-- PROMPT --
Would you output the lines from the one with "Convert this screenshot" through the last line of the material below, exactly, but without pictures?

-- PROVIDED DATA --

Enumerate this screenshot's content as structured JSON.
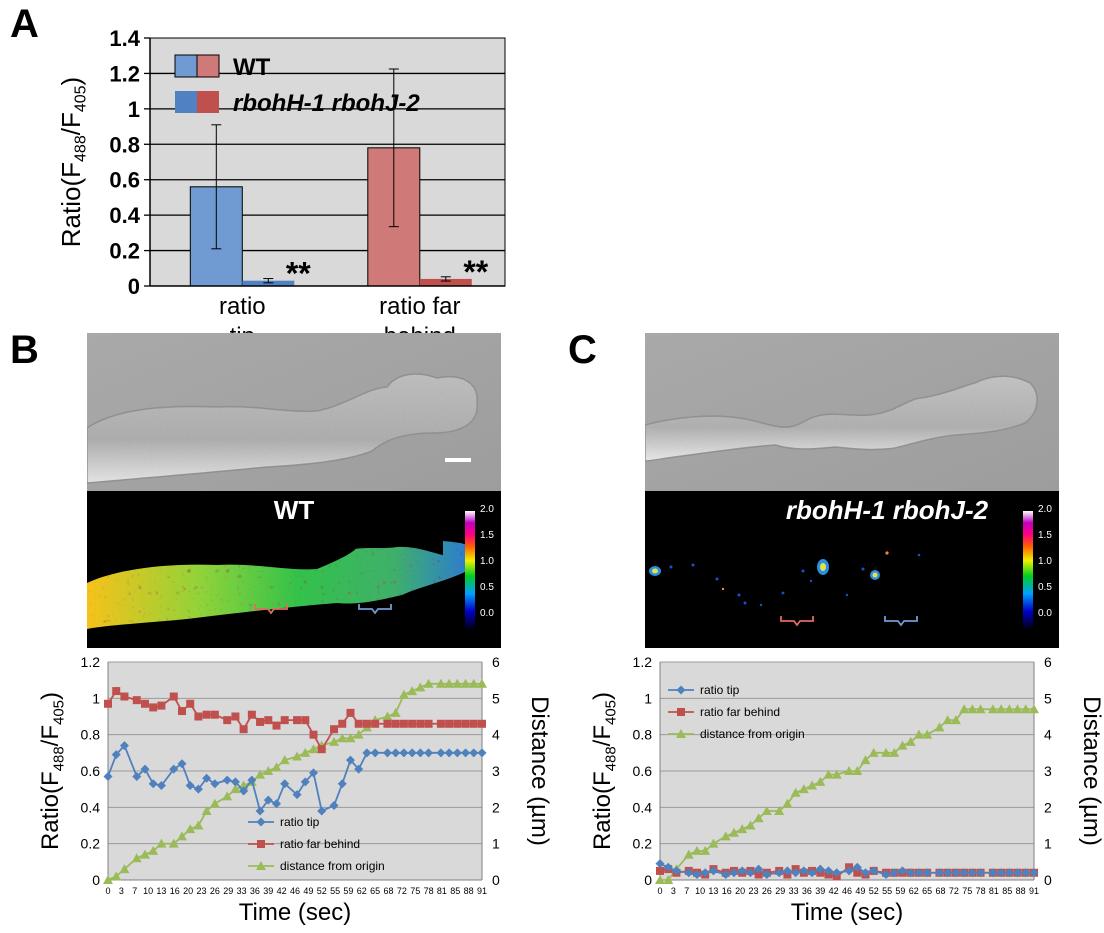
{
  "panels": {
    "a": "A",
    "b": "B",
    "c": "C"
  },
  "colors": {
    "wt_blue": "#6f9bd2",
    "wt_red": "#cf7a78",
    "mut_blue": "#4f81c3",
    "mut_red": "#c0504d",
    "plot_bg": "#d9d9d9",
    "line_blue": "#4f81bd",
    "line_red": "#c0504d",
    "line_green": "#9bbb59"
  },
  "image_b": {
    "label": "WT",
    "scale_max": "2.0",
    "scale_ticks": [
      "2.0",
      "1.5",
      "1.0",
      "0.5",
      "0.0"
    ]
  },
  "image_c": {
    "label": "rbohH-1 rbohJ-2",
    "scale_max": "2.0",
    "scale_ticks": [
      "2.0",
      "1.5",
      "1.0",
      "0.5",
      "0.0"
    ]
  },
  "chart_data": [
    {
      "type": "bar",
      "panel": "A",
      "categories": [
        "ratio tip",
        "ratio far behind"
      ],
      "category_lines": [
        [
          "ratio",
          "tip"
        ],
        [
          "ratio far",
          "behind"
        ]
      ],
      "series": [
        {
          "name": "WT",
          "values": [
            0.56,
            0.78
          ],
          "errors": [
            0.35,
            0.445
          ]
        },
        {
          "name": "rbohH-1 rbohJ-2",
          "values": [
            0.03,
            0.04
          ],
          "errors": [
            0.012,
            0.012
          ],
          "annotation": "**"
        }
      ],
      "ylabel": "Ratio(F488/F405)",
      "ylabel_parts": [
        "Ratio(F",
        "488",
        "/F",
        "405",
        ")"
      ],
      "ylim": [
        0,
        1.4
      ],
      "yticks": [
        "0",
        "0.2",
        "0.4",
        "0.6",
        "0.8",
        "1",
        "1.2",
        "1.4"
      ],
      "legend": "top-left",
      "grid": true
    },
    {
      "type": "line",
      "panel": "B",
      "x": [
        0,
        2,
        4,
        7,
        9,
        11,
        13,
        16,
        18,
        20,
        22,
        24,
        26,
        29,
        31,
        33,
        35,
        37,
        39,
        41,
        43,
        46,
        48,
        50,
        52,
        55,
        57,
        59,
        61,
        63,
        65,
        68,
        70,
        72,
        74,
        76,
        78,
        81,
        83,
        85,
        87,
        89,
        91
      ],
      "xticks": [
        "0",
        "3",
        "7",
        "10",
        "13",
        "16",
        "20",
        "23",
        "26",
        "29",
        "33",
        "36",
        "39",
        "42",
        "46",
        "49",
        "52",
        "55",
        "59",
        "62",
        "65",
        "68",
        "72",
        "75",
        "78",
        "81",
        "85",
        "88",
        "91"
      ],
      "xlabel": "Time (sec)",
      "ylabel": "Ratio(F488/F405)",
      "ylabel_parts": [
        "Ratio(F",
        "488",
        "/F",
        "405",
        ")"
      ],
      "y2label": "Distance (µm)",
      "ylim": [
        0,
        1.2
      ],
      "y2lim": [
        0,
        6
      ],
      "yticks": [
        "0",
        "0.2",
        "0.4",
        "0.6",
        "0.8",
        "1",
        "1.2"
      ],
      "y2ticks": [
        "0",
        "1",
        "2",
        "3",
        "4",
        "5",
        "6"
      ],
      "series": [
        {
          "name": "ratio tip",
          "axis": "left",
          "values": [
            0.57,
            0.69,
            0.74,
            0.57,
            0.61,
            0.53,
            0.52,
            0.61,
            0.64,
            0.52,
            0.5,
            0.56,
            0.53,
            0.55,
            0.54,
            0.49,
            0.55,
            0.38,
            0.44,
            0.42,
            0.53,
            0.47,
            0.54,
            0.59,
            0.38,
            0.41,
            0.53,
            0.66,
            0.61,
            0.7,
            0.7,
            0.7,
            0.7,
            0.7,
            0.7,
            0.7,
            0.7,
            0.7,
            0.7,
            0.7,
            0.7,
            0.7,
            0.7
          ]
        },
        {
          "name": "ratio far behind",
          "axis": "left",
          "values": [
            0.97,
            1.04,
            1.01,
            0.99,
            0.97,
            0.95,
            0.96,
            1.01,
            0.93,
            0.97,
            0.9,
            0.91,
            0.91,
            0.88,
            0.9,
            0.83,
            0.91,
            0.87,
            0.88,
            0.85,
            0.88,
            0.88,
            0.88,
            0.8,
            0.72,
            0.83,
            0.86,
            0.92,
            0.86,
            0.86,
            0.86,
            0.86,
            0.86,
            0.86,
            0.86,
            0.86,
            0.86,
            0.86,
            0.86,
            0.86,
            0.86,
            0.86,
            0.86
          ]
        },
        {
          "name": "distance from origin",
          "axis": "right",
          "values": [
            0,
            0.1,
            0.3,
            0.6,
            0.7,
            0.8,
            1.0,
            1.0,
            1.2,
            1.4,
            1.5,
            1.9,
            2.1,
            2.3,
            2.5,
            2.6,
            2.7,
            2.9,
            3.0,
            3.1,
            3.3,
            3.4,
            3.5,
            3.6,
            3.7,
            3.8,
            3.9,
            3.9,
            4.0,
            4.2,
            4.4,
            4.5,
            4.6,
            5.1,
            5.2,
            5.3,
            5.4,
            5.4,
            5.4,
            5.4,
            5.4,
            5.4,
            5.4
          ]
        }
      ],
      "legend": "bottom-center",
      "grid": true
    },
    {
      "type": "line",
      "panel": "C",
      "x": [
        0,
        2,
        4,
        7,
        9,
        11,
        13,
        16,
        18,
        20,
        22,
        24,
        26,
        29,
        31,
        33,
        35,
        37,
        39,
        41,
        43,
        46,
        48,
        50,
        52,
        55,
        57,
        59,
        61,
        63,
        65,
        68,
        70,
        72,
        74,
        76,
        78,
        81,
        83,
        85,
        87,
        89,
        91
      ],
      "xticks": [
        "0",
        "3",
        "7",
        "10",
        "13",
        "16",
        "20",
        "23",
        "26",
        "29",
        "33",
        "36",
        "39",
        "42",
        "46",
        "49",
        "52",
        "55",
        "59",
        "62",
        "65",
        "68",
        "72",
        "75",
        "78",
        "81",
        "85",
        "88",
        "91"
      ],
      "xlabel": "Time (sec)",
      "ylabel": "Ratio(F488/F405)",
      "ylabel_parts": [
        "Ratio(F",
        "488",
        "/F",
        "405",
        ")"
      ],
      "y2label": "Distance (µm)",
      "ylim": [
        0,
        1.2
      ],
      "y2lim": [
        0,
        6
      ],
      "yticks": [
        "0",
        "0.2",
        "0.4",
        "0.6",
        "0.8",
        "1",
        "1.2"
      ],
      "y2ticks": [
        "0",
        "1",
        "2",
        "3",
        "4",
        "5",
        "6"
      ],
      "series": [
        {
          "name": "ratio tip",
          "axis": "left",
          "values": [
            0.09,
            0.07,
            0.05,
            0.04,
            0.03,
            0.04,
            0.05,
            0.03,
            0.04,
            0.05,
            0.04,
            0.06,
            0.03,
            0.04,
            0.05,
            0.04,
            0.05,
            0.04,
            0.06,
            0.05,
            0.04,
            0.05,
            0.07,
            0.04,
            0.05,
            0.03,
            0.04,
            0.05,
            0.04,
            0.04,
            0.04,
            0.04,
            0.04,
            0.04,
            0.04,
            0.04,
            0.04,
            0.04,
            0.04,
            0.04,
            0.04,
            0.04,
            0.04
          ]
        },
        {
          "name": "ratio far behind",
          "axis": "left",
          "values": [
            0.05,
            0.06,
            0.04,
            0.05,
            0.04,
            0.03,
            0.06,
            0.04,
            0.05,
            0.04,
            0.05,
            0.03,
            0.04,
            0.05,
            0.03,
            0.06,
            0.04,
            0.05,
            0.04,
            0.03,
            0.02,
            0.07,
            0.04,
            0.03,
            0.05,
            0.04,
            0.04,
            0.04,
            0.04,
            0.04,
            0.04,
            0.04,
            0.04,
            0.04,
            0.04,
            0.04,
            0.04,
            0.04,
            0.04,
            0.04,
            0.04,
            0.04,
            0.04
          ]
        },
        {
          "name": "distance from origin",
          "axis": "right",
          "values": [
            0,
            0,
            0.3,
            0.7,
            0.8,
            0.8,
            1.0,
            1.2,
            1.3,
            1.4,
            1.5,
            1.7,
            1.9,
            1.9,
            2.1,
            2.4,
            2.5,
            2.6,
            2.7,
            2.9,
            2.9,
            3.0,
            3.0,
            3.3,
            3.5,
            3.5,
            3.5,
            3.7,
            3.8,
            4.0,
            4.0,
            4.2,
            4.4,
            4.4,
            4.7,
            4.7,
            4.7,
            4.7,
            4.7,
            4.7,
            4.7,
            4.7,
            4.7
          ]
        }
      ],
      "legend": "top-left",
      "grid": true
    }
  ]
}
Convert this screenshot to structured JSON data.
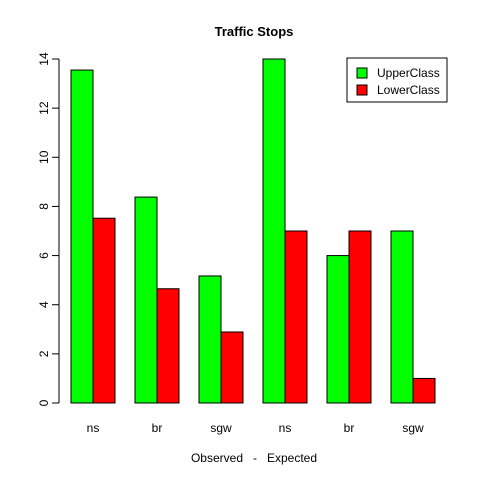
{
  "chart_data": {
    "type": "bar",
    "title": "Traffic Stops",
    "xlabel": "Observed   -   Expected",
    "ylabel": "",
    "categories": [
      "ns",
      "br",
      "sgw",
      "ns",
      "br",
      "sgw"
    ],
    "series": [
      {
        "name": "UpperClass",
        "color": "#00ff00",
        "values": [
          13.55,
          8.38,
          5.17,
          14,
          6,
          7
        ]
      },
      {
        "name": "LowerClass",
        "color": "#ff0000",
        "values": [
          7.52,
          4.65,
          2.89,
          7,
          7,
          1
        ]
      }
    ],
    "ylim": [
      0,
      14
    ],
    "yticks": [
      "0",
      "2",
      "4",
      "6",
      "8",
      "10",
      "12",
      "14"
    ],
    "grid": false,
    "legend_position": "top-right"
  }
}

-- EXERCISE OUTPUT --
Convert this screenshot to structured JSON data.
{
  "chart_data": {
    "type": "bar",
    "title": "Traffic Stops",
    "xlabel": "Observed   -   Expected",
    "ylabel": "",
    "categories": [
      "ns",
      "br",
      "sgw",
      "ns",
      "br",
      "sgw"
    ],
    "series": [
      {
        "name": "UpperClass",
        "color": "#00ff00",
        "values": [
          13.55,
          8.38,
          5.17,
          14,
          6,
          7
        ]
      },
      {
        "name": "LowerClass",
        "color": "#ff0000",
        "values": [
          7.52,
          4.65,
          2.89,
          7,
          7,
          1
        ]
      }
    ],
    "ylim": [
      0,
      14
    ],
    "yticks": [
      "0",
      "2",
      "4",
      "6",
      "8",
      "10",
      "12",
      "14"
    ],
    "grid": false,
    "legend_position": "top-right"
  }
}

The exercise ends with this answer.